行一覧 >>
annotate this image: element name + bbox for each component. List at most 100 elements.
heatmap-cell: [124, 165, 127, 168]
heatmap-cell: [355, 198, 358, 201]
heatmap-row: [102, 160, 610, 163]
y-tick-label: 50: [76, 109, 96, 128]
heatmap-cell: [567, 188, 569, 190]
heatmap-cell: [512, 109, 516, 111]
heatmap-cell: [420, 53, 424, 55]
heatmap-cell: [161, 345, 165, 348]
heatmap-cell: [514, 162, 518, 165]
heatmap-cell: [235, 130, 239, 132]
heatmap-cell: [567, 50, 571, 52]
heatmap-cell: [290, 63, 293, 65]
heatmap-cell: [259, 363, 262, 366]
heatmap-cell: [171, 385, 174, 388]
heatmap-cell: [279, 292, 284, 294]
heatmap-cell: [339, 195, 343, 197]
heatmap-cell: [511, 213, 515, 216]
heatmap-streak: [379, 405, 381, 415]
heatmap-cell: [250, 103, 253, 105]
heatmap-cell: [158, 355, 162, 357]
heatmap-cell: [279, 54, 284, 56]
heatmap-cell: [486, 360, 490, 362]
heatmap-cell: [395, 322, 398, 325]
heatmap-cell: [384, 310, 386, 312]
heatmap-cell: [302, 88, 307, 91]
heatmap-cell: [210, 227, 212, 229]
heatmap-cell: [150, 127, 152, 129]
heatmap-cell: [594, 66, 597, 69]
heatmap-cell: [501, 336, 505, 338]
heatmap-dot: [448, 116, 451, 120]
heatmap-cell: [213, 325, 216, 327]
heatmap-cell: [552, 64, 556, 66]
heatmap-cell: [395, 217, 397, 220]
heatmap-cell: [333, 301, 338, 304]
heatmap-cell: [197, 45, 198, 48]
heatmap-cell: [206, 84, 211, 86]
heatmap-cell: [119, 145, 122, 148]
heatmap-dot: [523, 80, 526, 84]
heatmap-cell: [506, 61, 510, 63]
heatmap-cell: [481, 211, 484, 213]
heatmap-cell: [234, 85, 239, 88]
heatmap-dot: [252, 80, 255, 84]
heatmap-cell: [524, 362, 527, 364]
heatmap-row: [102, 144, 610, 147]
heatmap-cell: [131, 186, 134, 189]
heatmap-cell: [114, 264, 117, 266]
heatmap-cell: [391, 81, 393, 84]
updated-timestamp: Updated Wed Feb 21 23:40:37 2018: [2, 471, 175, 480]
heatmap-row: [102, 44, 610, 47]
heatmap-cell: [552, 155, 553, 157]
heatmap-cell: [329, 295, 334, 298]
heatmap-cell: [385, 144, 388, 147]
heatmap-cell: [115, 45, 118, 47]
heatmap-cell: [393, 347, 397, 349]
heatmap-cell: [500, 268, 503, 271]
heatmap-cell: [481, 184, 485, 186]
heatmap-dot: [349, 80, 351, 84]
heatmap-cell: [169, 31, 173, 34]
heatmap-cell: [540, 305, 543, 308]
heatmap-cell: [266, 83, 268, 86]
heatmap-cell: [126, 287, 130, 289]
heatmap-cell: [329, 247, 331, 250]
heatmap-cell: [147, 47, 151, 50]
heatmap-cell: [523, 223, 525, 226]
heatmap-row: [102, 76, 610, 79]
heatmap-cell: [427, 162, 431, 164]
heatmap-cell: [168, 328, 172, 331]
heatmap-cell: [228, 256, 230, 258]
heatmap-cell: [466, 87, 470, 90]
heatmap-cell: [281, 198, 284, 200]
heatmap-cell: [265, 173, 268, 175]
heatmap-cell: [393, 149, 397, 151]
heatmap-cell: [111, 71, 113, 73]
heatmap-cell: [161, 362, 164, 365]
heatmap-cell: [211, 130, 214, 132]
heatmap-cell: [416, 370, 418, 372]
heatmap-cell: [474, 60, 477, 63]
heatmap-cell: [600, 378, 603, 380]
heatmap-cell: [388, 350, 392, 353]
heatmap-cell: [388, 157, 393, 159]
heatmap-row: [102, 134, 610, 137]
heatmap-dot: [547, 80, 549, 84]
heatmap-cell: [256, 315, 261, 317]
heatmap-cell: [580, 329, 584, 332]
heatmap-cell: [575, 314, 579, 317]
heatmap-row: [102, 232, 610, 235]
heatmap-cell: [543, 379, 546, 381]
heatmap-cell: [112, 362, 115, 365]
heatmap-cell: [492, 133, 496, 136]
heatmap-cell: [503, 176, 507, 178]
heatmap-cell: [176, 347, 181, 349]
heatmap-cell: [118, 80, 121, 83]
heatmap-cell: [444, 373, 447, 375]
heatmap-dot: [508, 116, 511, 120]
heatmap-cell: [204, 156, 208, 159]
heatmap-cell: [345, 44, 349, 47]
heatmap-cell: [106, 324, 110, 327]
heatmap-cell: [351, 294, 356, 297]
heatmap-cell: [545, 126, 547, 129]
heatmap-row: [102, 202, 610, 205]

指示 >> 上の行から「name」という語を含むものをすべて集めてください。

回答全文 >>
annotate this image: element name + bbox for each component. List at most 100 elements.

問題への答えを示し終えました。